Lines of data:
● ● ●

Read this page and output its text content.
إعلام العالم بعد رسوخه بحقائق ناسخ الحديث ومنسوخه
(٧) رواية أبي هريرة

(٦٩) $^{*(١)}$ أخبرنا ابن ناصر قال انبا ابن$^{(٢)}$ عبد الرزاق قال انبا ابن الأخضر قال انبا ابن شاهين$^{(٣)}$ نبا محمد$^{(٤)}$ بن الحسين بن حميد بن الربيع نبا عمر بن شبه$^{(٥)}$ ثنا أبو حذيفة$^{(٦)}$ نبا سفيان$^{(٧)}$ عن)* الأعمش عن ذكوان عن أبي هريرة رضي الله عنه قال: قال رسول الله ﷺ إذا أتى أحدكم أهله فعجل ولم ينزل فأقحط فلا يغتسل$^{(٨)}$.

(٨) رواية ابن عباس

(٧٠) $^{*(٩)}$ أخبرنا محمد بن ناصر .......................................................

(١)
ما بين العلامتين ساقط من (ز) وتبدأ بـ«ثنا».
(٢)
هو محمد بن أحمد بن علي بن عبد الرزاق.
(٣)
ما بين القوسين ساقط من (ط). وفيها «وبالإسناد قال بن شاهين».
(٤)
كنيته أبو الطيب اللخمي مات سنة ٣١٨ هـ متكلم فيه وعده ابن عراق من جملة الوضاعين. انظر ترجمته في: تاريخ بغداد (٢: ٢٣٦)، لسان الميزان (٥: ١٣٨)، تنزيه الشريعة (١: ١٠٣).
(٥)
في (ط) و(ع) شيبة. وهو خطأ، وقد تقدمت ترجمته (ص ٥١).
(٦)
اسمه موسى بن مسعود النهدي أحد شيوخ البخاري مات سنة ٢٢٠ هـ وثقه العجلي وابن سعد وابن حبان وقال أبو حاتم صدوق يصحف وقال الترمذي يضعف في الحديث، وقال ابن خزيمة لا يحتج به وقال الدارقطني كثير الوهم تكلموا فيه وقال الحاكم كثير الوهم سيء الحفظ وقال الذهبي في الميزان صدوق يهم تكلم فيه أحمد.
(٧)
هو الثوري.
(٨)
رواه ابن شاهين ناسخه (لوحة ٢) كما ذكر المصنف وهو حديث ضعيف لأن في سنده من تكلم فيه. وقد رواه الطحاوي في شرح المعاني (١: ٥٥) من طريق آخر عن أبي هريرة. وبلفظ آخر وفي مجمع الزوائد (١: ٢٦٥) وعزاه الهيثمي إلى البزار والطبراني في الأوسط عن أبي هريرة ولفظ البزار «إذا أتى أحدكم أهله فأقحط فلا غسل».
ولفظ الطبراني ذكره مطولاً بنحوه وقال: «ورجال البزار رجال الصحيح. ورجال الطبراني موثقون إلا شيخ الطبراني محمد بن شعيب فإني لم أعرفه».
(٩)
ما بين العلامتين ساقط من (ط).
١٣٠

● ● ●

### The request
Repeat all of the records above exactly as they appear.

### Task result
Read this page and output its text content.
إعلام العالم بعد رسوخه بحقائق ناسخ الحديث ومنسوخه
(٧) رواية أبي هريرة

(٦٩) $^{*(١)}$ أخبرنا ابن ناصر قال انبا ابن$^{(٢)}$ عبد الرزاق قال انبا ابن الأخضر قال انبا ابن شاهين$^{(٣)}$ نبا محمد$^{(٤)}$ بن الحسين بن حميد بن الربيع نبا عمر بن شبه$^{(٥)}$ ثنا أبو حذيفة$^{(٦)}$ نبا سفيان$^{(٧)}$ عن)* الأعمش عن ذكوان عن أبي هريرة رضي الله عنه قال: قال رسول الله ﷺ إذا أتى أحدكم أهله فعجل ولم ينزل فأقحط فلا يغتسل$^{(٨)}$.

(٨) رواية ابن عباس

(٧٠) $^{*(٩)}$ أخبرنا محمد بن ناصر .......................................................

(١)
ما بين العلامتين ساقط من (ز) وتبدأ بـ«ثنا».
(٢)
هو محمد بن أحمد بن علي بن عبد الرزاق.
(٣)
ما بين القوسين ساقط من (ط). وفيها «وبالإسناد قال بن شاهين».
(٤)
كنيته أبو الطيب اللخمي مات سنة ٣١٨ هـ متكلم فيه وعده ابن عراق من جملة الوضاعين. انظر ترجمته في: تاريخ بغداد (٢: ٢٣٦)، لسان الميزان (٥: ١٣٨)، تنزيه الشريعة (١: ١٠٣).
(٥)
في (ط) و(ع) شيبة. وهو خطأ، وقد تقدمت ترجمته (ص ٥١).
(٦)
اسمه موسى بن مسعود النهدي أحد شيوخ البخاري مات سنة ٢٢٠ هـ وثقه العجلي وابن سعد وابن حبان وقال أبو حاتم صدوق يصحف وقال الترمذي يضعف في الحديث، وقال ابن خزيمة لا يحتج به وقال الدارقطني كثير الوهم تكلموا فيه وقال الحاكم كثير الوهم سيء الحفظ وقال الذهبي في الميزان صدوق يهم تكلم فيه أحمد.
(٧)
هو الثوري.
(٨)
رواه ابن شاهين ناسخه (لوحة ٢) كما ذكر المصنف وهو حديث ضعيف لأن في سنده من تكلم فيه. وقد رواه الطحاوي في شرح المعاني (١: ٥٥) من طريق آخر عن أبي هريرة. وبلفظ آخر وفي مجمع الزوائد (١: ٢٦٥) وعزاه الهيثمي إلى البزار والطبراني في الأوسط عن أبي هريرة ولفظ البزار «إذا أتى أحدكم أهله فأقحط فلا غسل».
ولفظ الطبراني ذكره مطولاً بنحوه وقال: «ورجال البزار رجال الصحيح. ورجال الطبراني موثقون إلا شيخ الطبراني محمد بن شعيب فإني لم أعرفه».
(٩)
ما بين العلامتين ساقط من (ط).
١٣٠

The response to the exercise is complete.